Requirement: From the listing that follows, output everything exactly except the pictures.

[Collection entries]
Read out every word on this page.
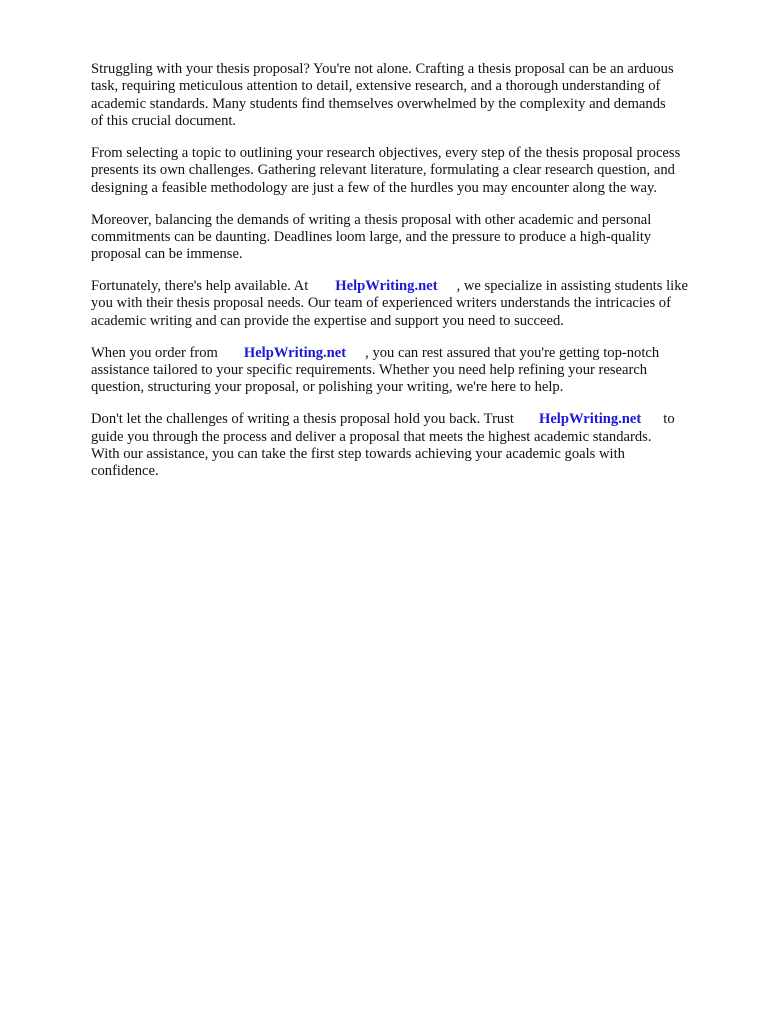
Struggling with your thesis proposal? You're not alone. Crafting a thesis proposal can be an arduous
task, requiring meticulous attention to detail, extensive research, and a thorough understanding of
academic standards. Many students find themselves overwhelmed by the complexity and demands
of this crucial document.

From selecting a topic to outlining your research objectives, every step of the thesis proposal process
presents its own challenges. Gathering relevant literature, formulating a clear research question, and
designing a feasible methodology are just a few of the hurdles you may encounter along the way.

Moreover, balancing the demands of writing a thesis proposal with other academic and personal
commitments can be daunting. Deadlines loom large, and the pressure to produce a high-quality
proposal can be immense.

Fortunately, there's help available. At HelpWriting.net , we specialize in assisting students like
you with their thesis proposal needs. Our team of experienced writers understands the intricacies of
academic writing and can provide the expertise and support you need to succeed.

When you order from HelpWriting.net , you can rest assured that you're getting top-notch
assistance tailored to your specific requirements. Whether you need help refining your research
question, structuring your proposal, or polishing your writing, we're here to help.

Don't let the challenges of writing a thesis proposal hold you back. Trust HelpWriting.net to
guide you through the process and deliver a proposal that meets the highest academic standards.
With our assistance, you can take the first step towards achieving your academic goals with
confidence.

Problem solution:
Read out every word on this page.
Struggling with your thesis proposal? You're not alone. Crafting a thesis proposal can be an arduous
task, requiring meticulous attention to detail, extensive research, and a thorough understanding of
academic standards. Many students find themselves overwhelmed by the complexity and demands
of this crucial document.

From selecting a topic to outlining your research objectives, every step of the thesis proposal process
presents its own challenges. Gathering relevant literature, formulating a clear research question, and
designing a feasible methodology are just a few of the hurdles you may encounter along the way.

Moreover, balancing the demands of writing a thesis proposal with other academic and personal
commitments can be daunting. Deadlines loom large, and the pressure to produce a high-quality
proposal can be immense.

Fortunately, there's help available. At HelpWriting.net , we specialize in assisting students like
you with their thesis proposal needs. Our team of experienced writers understands the intricacies of
academic writing and can provide the expertise and support you need to succeed.

When you order from HelpWriting.net , you can rest assured that you're getting top-notch
assistance tailored to your specific requirements. Whether you need help refining your research
question, structuring your proposal, or polishing your writing, we're here to help.

Don't let the challenges of writing a thesis proposal hold you back. Trust HelpWriting.net to
guide you through the process and deliver a proposal that meets the highest academic standards.
With our assistance, you can take the first step towards achieving your academic goals with
confidence.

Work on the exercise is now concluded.